◆ **TEXTE FOURNI**
Nathalie Joly chante Yvette Guilbert
Nathalie Joly rencontre le metteur en scène Jacques Verzier en 1984, avec qui elle fonde la compagnie Marche la Route. Ses diverses créations ont en commun une forme de théâtre musical, où le chant s’entrecoupe d’un parlé. Ici la chanteuse poursuit cette technique de travail autour de bribes de textes d’Yvette Guilbert.
Ces chansons lui sont parvenues sous forme d’enregistrement, de texte ou de partition. L’intérêt que Nathalie Joly accorde à cette figure du début 20ème, vient de la popularité de ses chants et de son engagement féministe et artistique. Ce café-concert est une proposition d’écriture et de lecture par Nathalie Joly, qui entremêle la vie de cette « diseuse », le contexte historique du début du 20ème siècle et un regard sur l’artiste de notre époque.
Sprech gesang ou la surprise de la parole
Un piano et un paravent habite la scène, épurée de lumière. Nathalie Joly assistée de Jean Pierre Gesbert au piano s’installe à la manière d’un café-concert des années 1900. L’adresse est direct, le spectateur à la fois témoin et complice. A l’ombre du paravent la chanteuse dévoile un portrait sensuel à la voix d’opérette qui oscille du grave à l’aigu. Cette montagne russe des sons révèle toute la fragilité du corps à dire et à s’émouvoir. La distorsion des notes créée paradoxalement beauté et harmonie. La voix apparaît comme miroir de l’âme, où le rire, le souffle et les larmes chantent. Nathalie Joly s’inscrit dans le courant allemand du sprechgesang (chant parlé) initié par Engelbert Humperdinck dans son opéra Die Königskinder (les enfants royaux). A l’instar du travail de Jacques Rebotier et de la poésie sonore contemporaine, chanter apparaît comme l’essence de la parole, la voix comme enveloppe du corps.

◆ **CONSIGNES**
**a.** Modifiez le texte sur Nathalie Joly, depuis "Nathalie Joly chante" jusqu'à "de notre époque." inclus, en remplaçant "compagnie" par "troupe".
**b.** Prolongez le texte sur le spectacle de Nathalie Joly consacré à Yvette Guilbert en reprenant juste après sa dernière phrase.

◆ **DONNÉES FOURNIES**
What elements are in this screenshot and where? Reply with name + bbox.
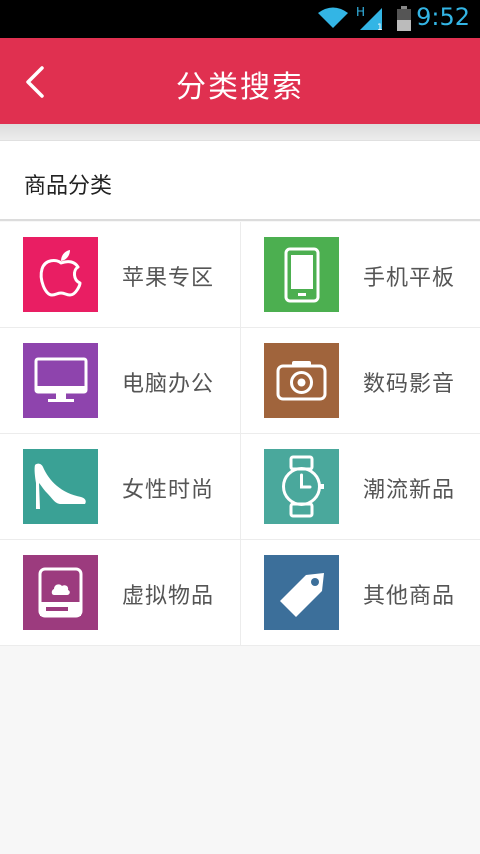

...

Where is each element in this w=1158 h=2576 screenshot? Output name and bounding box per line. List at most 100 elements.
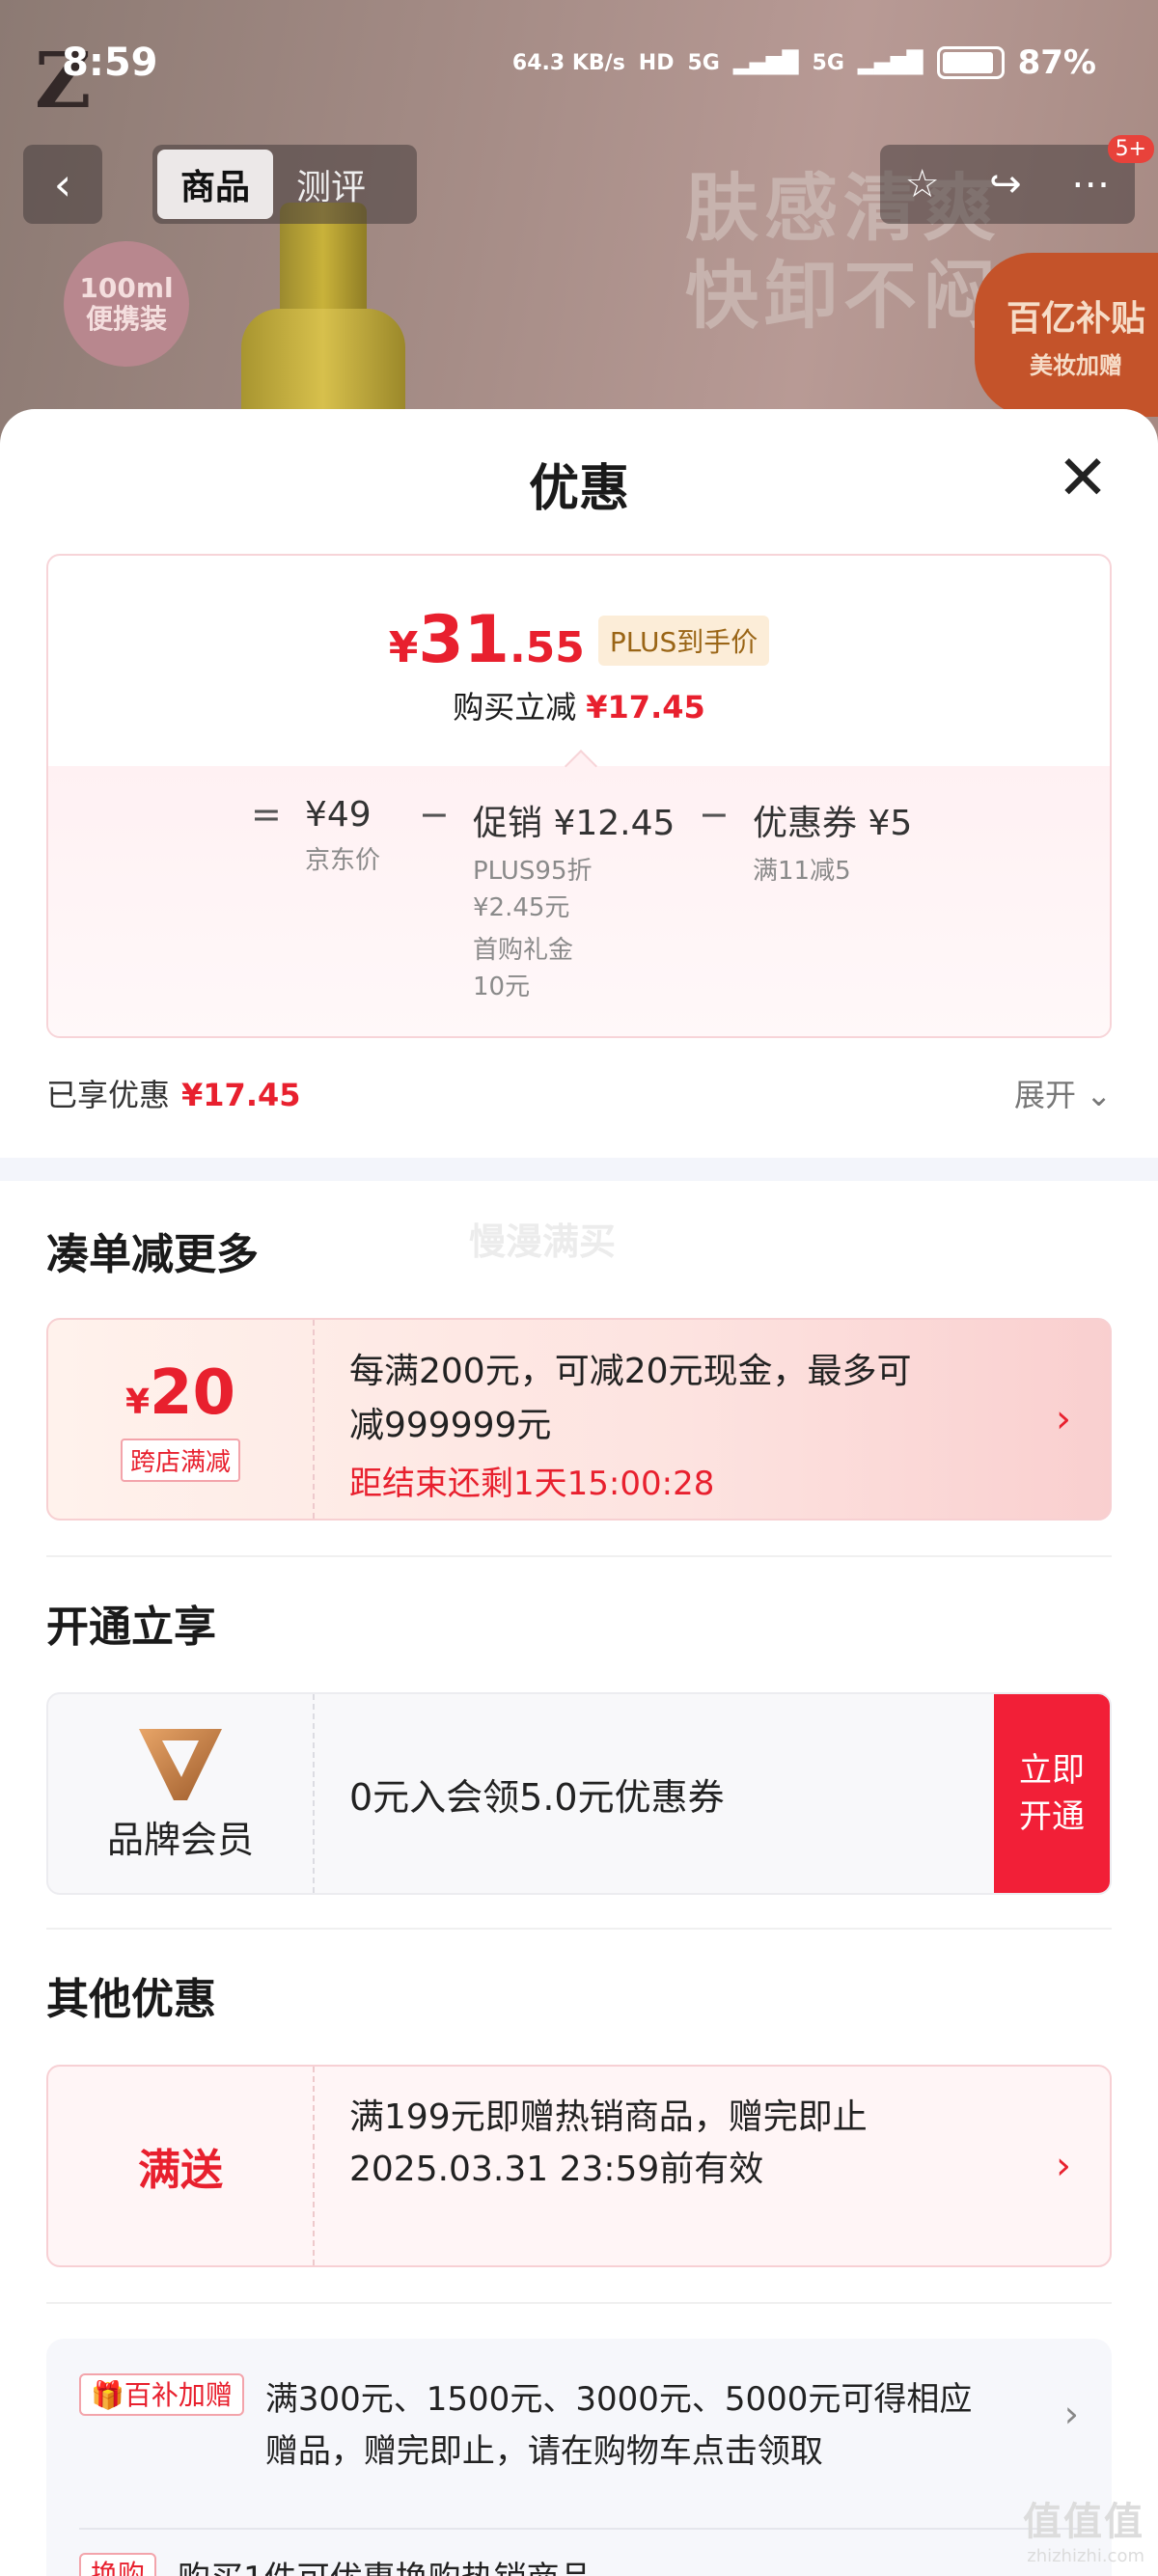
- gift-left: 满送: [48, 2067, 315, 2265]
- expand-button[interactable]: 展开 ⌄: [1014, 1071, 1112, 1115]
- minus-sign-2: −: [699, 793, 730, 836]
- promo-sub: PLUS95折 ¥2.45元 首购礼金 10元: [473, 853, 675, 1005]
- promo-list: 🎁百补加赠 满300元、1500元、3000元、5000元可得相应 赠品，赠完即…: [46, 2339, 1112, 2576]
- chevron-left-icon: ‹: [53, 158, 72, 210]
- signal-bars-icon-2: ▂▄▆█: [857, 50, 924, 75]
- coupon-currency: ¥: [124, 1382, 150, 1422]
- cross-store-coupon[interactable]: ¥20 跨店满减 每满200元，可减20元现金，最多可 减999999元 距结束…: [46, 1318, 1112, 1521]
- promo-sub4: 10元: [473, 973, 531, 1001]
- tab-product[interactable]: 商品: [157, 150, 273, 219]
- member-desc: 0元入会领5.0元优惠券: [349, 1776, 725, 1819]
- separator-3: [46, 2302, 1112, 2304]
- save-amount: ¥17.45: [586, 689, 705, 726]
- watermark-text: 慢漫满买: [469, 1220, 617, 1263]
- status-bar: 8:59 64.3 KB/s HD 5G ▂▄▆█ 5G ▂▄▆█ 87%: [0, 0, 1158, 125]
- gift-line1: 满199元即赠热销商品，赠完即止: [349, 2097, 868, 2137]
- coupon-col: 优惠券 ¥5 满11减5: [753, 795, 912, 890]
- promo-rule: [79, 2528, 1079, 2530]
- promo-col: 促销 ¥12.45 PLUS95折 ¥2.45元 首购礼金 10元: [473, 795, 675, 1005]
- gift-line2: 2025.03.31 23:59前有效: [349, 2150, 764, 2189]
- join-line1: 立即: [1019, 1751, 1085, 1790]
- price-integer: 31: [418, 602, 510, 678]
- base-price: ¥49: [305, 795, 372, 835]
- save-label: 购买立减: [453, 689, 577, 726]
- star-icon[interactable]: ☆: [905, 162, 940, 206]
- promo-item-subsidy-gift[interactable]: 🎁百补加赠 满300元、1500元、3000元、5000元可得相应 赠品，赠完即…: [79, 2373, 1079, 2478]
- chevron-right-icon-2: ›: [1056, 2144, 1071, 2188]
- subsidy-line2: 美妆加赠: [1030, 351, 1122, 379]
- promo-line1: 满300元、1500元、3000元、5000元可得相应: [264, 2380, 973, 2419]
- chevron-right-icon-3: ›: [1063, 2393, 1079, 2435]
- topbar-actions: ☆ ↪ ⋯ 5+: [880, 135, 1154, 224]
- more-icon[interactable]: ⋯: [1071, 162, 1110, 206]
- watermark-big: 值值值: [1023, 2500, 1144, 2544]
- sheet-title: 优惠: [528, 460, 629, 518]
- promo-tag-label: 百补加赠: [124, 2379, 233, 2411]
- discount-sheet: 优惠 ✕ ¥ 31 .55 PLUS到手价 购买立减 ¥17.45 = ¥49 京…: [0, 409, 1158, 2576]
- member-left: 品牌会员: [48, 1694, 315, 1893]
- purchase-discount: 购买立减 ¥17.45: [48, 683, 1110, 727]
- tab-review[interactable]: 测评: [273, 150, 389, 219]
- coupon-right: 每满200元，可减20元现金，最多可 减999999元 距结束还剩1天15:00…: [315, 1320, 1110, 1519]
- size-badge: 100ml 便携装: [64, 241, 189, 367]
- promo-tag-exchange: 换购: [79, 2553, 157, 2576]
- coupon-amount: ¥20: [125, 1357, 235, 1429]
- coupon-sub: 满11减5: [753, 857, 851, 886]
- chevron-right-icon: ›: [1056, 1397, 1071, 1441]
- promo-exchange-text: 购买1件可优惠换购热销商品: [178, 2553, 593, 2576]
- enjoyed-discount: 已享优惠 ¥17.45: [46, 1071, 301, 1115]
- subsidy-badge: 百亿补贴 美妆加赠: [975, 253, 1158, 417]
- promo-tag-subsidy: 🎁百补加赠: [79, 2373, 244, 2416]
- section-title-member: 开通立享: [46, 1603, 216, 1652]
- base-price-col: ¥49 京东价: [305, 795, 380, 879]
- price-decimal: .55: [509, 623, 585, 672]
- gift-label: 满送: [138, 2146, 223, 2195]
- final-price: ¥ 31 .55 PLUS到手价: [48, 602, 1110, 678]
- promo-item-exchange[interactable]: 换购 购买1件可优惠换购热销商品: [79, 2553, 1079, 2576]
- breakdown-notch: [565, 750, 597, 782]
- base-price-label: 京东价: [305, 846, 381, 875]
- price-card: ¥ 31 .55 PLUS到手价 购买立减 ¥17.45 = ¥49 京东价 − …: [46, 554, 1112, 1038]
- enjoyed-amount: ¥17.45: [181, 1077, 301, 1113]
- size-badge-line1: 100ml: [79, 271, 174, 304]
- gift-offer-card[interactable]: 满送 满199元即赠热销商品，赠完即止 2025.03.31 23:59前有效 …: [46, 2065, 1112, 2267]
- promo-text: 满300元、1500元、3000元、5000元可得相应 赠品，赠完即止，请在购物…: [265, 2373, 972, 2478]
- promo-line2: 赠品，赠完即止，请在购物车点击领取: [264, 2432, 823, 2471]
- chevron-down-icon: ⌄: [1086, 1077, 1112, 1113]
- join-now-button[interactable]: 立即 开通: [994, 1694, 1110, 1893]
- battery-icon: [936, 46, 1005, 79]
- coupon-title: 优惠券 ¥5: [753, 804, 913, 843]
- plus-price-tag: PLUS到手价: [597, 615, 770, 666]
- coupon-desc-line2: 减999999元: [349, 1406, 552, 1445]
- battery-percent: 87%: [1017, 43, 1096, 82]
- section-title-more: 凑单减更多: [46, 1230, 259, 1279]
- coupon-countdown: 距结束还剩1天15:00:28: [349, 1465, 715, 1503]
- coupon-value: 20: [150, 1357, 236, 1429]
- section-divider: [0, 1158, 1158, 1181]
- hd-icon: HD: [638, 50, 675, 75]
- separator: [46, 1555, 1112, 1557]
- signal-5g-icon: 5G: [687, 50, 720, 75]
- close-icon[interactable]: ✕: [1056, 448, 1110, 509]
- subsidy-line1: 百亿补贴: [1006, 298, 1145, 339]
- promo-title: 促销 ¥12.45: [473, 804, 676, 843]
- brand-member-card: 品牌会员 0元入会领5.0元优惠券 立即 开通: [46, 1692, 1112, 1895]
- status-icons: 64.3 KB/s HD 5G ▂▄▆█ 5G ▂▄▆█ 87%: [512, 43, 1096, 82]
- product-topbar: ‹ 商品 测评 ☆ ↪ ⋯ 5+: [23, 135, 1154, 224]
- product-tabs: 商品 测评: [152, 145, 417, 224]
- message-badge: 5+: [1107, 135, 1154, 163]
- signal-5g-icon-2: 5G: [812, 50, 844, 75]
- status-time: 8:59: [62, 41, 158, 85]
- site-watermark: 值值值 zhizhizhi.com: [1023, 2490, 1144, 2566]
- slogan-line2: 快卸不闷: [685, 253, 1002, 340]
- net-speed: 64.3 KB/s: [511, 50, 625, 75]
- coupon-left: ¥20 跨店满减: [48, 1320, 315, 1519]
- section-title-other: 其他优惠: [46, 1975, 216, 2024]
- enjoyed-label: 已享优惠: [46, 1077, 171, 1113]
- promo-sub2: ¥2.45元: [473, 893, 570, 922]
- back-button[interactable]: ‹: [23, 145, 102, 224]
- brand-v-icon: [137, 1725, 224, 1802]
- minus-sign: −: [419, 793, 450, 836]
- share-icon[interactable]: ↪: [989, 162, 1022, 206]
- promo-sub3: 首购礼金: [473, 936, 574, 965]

◆ **RÉPONSES**
**a.**
Nathalie Joly chante Yvette Guilbert
Nathalie Joly rencontre le metteur en scène Jacques Verzier en 1984, avec qui elle fonde la troupe Marche la Route. Ses diverses créations ont en commun une forme de théâtre musical, où le chant s’entrecoupe d’un parlé. Ici la chanteuse poursuit cette technique de travail autour de bribes de textes d’Yvette Guilbert.
Ces chansons lui sont parvenues sous forme d’enregistrement, de texte ou de partition. L’intérêt que Nathalie Joly accorde à cette figure du début 20ème, vient de la popularité de ses chants et de son engagement féministe et artistique. Ce café-concert est une proposition d’écriture et de lecture par Nathalie Joly, qui entremêle la vie de cette « diseuse », le contexte historique du début du 20ème siècle et un regard sur l’artiste de notre époque.

**b.**
Au cours des chansons, le texte parlé agit comme un sursaut, une détonation. Parler change le rythme mais surtout la matérialité sonore. La forme stylisée du chant interrompue, les mots nous parviennent en état brut, sauvage. Le parlé, vidée par rapport au chant de variations tonales, semble pale. Pourtant il reste porteur de beaucoup de sens ! En effet, ‘parler’ donne à la comédienne l’occasion à la fois de faire des commentaires, de mettre en relief des mots et des sentiments. La forme du sprechgesang serait comme complète, car le chanté travaille sur les sens auditifs, tandis que le parlé agit sur les sens cognitifs. Cette technique fleuretant avec le slam, créée des à-coups tant dans le rythme que dans l’enjeu des paroles ; offrant ainsi aux ruptures leur caractère humoristique ou angoissant. Ce traitement de la voix à contretemps permet de trouer la mélodie musicale et de déséquilibrer voir de déshabituer notre réception sonore traditionnelle. Les chansons s’enchaînent sous forme de numéro ou d’interpellation. Le pianiste initie le nouveau morceau laissant ainsi la chanteuse bouche bée. Tout se passe comme si l’émission du son naissait de l’étonnement.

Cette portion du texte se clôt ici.